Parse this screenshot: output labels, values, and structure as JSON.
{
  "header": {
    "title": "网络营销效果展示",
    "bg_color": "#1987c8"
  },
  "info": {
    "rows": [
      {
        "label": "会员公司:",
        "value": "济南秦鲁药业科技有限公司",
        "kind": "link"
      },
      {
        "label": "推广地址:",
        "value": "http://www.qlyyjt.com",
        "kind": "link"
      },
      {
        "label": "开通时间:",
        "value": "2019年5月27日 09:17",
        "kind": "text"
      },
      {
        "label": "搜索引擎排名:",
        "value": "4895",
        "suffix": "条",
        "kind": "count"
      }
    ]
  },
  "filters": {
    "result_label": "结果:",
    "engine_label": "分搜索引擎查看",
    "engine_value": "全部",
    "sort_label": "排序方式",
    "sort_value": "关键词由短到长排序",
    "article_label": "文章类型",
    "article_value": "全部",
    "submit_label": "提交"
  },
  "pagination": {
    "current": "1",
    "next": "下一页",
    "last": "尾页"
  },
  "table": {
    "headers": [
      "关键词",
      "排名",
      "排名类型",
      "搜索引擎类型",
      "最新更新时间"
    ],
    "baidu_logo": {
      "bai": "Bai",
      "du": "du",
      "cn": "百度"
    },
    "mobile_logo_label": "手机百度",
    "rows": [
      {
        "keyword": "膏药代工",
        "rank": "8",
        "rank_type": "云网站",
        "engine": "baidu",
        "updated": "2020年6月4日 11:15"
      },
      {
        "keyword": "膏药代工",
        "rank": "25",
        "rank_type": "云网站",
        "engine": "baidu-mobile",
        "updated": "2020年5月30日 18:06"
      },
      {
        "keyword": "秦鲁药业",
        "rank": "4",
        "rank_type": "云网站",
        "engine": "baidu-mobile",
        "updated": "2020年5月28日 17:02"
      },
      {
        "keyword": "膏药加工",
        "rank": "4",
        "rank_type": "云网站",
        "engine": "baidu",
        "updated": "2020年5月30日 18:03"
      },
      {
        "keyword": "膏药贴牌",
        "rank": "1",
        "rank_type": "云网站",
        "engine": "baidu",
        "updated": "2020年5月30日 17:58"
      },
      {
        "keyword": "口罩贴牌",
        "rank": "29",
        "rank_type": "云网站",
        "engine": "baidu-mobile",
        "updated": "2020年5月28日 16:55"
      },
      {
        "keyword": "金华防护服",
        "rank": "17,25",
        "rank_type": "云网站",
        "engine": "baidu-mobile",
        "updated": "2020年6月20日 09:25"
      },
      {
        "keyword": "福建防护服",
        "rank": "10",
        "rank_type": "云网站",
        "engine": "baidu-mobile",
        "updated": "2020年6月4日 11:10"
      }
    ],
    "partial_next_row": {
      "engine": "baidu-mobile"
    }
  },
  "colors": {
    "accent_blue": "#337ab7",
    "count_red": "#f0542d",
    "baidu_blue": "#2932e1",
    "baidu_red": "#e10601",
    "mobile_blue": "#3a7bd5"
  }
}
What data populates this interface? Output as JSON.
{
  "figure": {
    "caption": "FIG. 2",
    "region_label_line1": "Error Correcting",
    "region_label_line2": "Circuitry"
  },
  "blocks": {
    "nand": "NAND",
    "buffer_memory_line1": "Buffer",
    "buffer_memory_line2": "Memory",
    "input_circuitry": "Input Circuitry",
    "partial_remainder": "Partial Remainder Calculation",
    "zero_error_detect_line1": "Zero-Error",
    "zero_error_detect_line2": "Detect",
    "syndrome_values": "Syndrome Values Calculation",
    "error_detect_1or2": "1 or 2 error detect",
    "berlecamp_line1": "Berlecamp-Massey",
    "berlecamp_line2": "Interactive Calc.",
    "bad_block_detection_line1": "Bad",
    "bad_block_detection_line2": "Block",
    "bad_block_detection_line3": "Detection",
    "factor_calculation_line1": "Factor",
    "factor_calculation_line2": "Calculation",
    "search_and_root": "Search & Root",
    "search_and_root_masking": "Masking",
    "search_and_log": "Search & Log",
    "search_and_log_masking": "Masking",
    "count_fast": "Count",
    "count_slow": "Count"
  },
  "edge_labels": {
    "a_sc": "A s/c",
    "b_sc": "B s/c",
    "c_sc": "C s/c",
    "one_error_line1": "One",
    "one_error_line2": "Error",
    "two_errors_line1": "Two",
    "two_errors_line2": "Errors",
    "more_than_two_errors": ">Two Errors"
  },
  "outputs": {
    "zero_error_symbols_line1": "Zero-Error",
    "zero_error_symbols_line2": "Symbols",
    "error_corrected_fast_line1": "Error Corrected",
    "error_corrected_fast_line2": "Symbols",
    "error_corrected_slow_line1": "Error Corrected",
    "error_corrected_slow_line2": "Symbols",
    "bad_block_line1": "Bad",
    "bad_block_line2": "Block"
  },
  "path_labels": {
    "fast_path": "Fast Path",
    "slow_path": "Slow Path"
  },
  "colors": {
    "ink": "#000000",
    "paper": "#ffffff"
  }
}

_Exercise_
Exact output of every entry is required.

_Right answer_
Parse this screenshot: output labels, values, and structure as JSON.
{
  "header": {
    "title": "网络营销效果展示",
    "bg_color": "#1987c8"
  },
  "info": {
    "rows": [
      {
        "label": "会员公司:",
        "value": "济南秦鲁药业科技有限公司",
        "kind": "link"
      },
      {
        "label": "推广地址:",
        "value": "http://www.qlyyjt.com",
        "kind": "link"
      },
      {
        "label": "开通时间:",
        "value": "2019年5月27日 09:17",
        "kind": "text"
      },
      {
        "label": "搜索引擎排名:",
        "value": "4895",
        "suffix": "条",
        "kind": "count"
      }
    ]
  },
  "filters": {
    "result_label": "结果:",
    "engine_label": "分搜索引擎查看",
    "engine_value": "全部",
    "sort_label": "排序方式",
    "sort_value": "关键词由短到长排序",
    "article_label": "文章类型",
    "article_value": "全部",
    "submit_label": "提交"
  },
  "pagination": {
    "current": "1",
    "next": "下一页",
    "last": "尾页"
  },
  "table": {
    "headers": [
      "关键词",
      "排名",
      "排名类型",
      "搜索引擎类型",
      "最新更新时间"
    ],
    "baidu_logo": {
      "bai": "Bai",
      "du": "du",
      "cn": "百度"
    },
    "mobile_logo_label": "手机百度",
    "rows": [
      {
        "keyword": "膏药代工",
        "rank": "8",
        "rank_type": "云网站",
        "engine": "baidu",
        "updated": "2020年6月4日 11:15"
      },
      {
        "keyword": "膏药代工",
        "rank": "25",
        "rank_type": "云网站",
        "engine": "baidu-mobile",
        "updated": "2020年5月30日 18:06"
      },
      {
        "keyword": "秦鲁药业",
        "rank": "4",
        "rank_type": "云网站",
        "engine": "baidu-mobile",
        "updated": "2020年5月28日 17:02"
      },
      {
        "keyword": "膏药加工",
        "rank": "4",
        "rank_type": "云网站",
        "engine": "baidu",
        "updated": "2020年5月30日 18:03"
      },
      {
        "keyword": "膏药贴牌",
        "rank": "1",
        "rank_type": "云网站",
        "engine": "baidu",
        "updated": "2020年5月30日 17:58"
      },
      {
        "keyword": "口罩贴牌",
        "rank": "29",
        "rank_type": "云网站",
        "engine": "baidu-mobile",
        "updated": "2020年5月28日 16:55"
      },
      {
        "keyword": "金华防护服",
        "rank": "17,25",
        "rank_type": "云网站",
        "engine": "baidu-mobile",
        "updated": "2020年6月20日 09:25"
      },
      {
        "keyword": "福建防护服",
        "rank": "10",
        "rank_type": "云网站",
        "engine": "baidu-mobile",
        "updated": "2020年6月4日 11:10"
      }
    ],
    "partial_next_row": {
      "engine": "baidu-mobile"
    }
  },
  "colors": {
    "accent_blue": "#337ab7",
    "count_red": "#f0542d",
    "baidu_blue": "#2932e1",
    "baidu_red": "#e10601",
    "mobile_blue": "#3a7bd5"
  }
}
What data populates this interface? Output as JSON.
{
  "figure": {
    "caption": "FIG. 2",
    "region_label_line1": "Error Correcting",
    "region_label_line2": "Circuitry"
  },
  "blocks": {
    "nand": "NAND",
    "buffer_memory_line1": "Buffer",
    "buffer_memory_line2": "Memory",
    "input_circuitry": "Input Circuitry",
    "partial_remainder": "Partial Remainder Calculation",
    "zero_error_detect_line1": "Zero-Error",
    "zero_error_detect_line2": "Detect",
    "syndrome_values": "Syndrome Values Calculation",
    "error_detect_1or2": "1 or 2 error detect",
    "berlecamp_line1": "Berlecamp-Massey",
    "berlecamp_line2": "Interactive Calc.",
    "bad_block_detection_line1": "Bad",
    "bad_block_detection_line2": "Block",
    "bad_block_detection_line3": "Detection",
    "factor_calculation_line1": "Factor",
    "factor_calculation_line2": "Calculation",
    "search_and_root": "Search & Root",
    "search_and_root_masking": "Masking",
    "search_and_log": "Search & Log",
    "search_and_log_masking": "Masking",
    "count_fast": "Count",
    "count_slow": "Count"
  },
  "edge_labels": {
    "a_sc": "A s/c",
    "b_sc": "B s/c",
    "c_sc": "C s/c",
    "one_error_line1": "One",
    "one_error_line2": "Error",
    "two_errors_line1": "Two",
    "two_errors_line2": "Errors",
    "more_than_two_errors": ">Two Errors"
  },
  "outputs": {
    "zero_error_symbols_line1": "Zero-Error",
    "zero_error_symbols_line2": "Symbols",
    "error_corrected_fast_line1": "Error Corrected",
    "error_corrected_fast_line2": "Symbols",
    "error_corrected_slow_line1": "Error Corrected",
    "error_corrected_slow_line2": "Symbols",
    "bad_block_line1": "Bad",
    "bad_block_line2": "Block"
  },
  "path_labels": {
    "fast_path": "Fast Path",
    "slow_path": "Slow Path"
  },
  "colors": {
    "ink": "#000000",
    "paper": "#ffffff"
  }
}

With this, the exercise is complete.